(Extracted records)
┄┄┄┄┄┄

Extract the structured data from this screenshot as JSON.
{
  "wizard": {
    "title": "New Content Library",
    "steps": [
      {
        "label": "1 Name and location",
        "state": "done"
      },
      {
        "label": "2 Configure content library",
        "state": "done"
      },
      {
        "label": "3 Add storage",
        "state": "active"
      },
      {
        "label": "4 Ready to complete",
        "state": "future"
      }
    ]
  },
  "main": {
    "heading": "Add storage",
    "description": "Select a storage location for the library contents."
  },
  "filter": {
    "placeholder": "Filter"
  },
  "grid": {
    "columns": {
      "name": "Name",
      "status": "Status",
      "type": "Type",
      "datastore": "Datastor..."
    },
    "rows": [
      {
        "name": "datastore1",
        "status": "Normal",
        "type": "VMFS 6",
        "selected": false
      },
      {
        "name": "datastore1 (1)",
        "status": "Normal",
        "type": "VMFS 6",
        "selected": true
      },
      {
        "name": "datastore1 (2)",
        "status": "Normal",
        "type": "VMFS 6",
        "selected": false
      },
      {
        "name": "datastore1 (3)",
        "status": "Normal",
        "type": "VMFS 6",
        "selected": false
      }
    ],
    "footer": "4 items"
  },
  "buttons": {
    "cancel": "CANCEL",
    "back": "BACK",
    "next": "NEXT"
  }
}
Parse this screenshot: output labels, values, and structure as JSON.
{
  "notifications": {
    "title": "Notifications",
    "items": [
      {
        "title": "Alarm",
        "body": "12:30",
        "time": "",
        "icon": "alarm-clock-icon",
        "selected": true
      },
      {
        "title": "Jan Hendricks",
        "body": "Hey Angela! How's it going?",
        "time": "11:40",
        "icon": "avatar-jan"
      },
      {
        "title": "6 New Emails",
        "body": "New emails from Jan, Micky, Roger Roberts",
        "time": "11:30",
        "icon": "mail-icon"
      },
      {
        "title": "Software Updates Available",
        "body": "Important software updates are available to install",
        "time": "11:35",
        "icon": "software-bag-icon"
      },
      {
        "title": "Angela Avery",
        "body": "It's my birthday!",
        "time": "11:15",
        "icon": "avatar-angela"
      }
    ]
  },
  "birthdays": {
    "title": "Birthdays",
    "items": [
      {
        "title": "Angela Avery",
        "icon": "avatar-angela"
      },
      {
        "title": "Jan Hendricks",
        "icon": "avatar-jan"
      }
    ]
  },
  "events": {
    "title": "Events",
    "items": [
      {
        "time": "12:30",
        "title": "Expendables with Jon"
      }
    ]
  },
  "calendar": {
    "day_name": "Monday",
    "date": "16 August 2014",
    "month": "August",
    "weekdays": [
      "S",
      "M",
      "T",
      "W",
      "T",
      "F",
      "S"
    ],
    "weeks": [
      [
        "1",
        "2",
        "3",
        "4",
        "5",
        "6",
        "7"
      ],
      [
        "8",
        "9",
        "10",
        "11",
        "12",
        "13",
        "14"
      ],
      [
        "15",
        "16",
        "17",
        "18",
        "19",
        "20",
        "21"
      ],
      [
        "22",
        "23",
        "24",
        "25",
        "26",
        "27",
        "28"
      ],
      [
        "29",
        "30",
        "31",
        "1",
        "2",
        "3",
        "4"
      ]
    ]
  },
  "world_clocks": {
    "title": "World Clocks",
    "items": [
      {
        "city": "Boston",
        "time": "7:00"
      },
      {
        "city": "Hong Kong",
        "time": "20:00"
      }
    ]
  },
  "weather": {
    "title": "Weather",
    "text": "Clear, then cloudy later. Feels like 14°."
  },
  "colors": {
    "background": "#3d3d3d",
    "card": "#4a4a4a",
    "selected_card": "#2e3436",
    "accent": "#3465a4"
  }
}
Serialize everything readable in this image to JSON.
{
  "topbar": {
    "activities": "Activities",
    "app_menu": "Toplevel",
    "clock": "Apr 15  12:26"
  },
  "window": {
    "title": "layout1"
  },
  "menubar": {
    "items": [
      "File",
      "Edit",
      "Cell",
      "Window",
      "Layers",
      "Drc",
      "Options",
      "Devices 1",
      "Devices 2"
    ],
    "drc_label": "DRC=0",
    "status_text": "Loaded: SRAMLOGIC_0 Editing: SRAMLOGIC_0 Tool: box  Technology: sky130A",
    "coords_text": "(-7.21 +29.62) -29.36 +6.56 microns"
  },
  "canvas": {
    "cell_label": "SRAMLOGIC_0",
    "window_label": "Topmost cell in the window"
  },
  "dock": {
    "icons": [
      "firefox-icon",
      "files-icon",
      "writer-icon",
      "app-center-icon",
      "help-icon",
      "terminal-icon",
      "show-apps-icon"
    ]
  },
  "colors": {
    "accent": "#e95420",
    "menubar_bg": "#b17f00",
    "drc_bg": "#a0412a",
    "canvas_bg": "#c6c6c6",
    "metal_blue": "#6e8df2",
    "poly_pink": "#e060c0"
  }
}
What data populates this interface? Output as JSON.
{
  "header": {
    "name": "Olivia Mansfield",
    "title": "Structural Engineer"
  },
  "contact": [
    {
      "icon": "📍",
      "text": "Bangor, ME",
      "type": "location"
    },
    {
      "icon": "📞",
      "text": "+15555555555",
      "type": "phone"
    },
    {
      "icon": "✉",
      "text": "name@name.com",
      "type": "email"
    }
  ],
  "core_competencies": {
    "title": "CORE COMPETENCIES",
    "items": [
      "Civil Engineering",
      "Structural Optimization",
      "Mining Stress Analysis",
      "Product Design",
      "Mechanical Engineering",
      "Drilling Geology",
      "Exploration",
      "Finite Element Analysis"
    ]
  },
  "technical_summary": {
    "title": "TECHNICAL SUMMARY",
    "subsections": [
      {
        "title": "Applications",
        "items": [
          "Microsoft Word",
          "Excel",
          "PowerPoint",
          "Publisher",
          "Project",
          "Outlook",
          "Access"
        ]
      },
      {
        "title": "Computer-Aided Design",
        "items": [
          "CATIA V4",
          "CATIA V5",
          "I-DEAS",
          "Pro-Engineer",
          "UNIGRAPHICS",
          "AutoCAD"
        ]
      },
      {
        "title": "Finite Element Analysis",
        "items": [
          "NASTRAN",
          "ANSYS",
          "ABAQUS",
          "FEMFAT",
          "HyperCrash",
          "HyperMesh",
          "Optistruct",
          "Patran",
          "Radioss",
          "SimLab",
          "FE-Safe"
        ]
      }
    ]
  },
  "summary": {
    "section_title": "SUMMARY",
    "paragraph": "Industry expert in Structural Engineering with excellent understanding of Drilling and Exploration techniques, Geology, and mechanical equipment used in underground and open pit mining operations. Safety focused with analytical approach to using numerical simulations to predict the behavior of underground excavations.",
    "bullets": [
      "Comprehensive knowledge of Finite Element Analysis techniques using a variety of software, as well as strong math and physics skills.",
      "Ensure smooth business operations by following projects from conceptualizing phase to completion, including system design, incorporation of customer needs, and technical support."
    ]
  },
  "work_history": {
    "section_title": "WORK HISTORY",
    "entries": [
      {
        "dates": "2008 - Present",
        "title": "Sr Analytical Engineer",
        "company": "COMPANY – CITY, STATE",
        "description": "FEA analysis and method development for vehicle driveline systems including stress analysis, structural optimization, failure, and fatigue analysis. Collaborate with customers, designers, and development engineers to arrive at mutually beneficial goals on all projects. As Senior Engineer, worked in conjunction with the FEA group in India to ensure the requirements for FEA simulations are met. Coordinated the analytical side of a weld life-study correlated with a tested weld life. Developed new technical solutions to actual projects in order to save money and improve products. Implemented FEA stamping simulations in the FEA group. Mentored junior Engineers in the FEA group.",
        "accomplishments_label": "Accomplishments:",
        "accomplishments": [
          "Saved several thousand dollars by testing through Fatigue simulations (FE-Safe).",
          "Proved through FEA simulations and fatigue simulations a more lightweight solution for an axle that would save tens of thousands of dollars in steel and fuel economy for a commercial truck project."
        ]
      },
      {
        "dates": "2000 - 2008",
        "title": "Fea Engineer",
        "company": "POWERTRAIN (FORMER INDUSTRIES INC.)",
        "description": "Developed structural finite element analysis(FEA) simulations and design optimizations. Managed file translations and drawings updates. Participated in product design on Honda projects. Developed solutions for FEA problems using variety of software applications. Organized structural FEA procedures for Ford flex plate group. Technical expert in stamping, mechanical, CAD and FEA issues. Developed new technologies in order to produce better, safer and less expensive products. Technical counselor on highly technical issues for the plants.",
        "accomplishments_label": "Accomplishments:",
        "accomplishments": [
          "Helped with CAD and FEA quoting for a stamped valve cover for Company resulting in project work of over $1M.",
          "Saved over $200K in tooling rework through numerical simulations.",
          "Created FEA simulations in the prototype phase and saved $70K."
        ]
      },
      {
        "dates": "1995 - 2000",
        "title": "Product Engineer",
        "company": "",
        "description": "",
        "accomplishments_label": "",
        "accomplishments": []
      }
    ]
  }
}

┄┄┄┄┄┄

TASK OBJECTIVE: Only the number is wanted: how many lines in the data include the string "phase"?

FINAL ANSWER: 2